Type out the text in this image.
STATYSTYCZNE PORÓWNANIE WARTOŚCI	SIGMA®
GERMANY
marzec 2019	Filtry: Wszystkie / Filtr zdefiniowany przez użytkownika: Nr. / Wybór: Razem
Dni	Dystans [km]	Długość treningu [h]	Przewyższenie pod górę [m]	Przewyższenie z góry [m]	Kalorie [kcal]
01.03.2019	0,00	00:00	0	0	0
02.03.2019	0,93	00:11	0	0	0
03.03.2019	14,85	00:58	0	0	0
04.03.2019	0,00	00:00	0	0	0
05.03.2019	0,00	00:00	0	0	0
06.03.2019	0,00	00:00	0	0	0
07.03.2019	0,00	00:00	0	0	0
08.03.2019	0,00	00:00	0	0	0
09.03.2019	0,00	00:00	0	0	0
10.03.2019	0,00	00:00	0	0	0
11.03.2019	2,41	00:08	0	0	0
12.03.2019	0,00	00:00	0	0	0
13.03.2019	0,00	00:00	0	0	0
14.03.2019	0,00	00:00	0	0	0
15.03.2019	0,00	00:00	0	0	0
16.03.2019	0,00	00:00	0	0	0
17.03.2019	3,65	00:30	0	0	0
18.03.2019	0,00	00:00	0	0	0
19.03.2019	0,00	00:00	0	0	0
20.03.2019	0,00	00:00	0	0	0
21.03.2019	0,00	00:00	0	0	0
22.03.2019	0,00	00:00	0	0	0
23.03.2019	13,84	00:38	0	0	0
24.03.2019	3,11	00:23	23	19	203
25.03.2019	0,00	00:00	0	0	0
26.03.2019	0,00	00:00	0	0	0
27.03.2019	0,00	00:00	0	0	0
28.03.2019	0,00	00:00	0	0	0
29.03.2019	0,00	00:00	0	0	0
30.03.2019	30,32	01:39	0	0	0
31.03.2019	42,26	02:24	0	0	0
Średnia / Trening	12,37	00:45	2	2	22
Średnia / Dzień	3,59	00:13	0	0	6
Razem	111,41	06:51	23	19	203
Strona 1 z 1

To do. Word for word, write out the data.

Correct response.
Type out the text in this image.
STATYSTYCZNE PORÓWNANIE WARTOŚCI	SIGMA®
GERMANY
marzec 2019	Filtry: Wszystkie / Filtr zdefiniowany przez użytkownika: Nr. / Wybór: Razem
Dni	Dystans [km]	Długość treningu [h]	Przewyższenie pod górę [m]	Przewyższenie z góry [m]	Kalorie [kcal]
01.03.2019	0,00	00:00	0	0	0
02.03.2019	0,93	00:11	0	0	0
03.03.2019	14,85	00:58	0	0	0
04.03.2019	0,00	00:00	0	0	0
05.03.2019	0,00	00:00	0	0	0
06.03.2019	0,00	00:00	0	0	0
07.03.2019	0,00	00:00	0	0	0
08.03.2019	0,00	00:00	0	0	0
09.03.2019	0,00	00:00	0	0	0
10.03.2019	0,00	00:00	0	0	0
11.03.2019	2,41	00:08	0	0	0
12.03.2019	0,00	00:00	0	0	0
13.03.2019	0,00	00:00	0	0	0
14.03.2019	0,00	00:00	0	0	0
15.03.2019	0,00	00:00	0	0	0
16.03.2019	0,00	00:00	0	0	0
17.03.2019	3,65	00:30	0	0	0
18.03.2019	0,00	00:00	0	0	0
19.03.2019	0,00	00:00	0	0	0
20.03.2019	0,00	00:00	0	0	0
21.03.2019	0,00	00:00	0	0	0
22.03.2019	0,00	00:00	0	0	0
23.03.2019	13,84	00:38	0	0	0
24.03.2019	3,11	00:23	23	19	203
25.03.2019	0,00	00:00	0	0	0
26.03.2019	0,00	00:00	0	0	0
27.03.2019	0,00	00:00	0	0	0
28.03.2019	0,00	00:00	0	0	0
29.03.2019	0,00	00:00	0	0	0
30.03.2019	30,32	01:39	0	0	0
31.03.2019	42,26	02:24	0	0	0
Średnia / Trening	12,37	00:45	2	2	22
Średnia / Dzień	3,59	00:13	0	0	6
Razem	111,41	06:51	23	19	203
Strona 1 z 1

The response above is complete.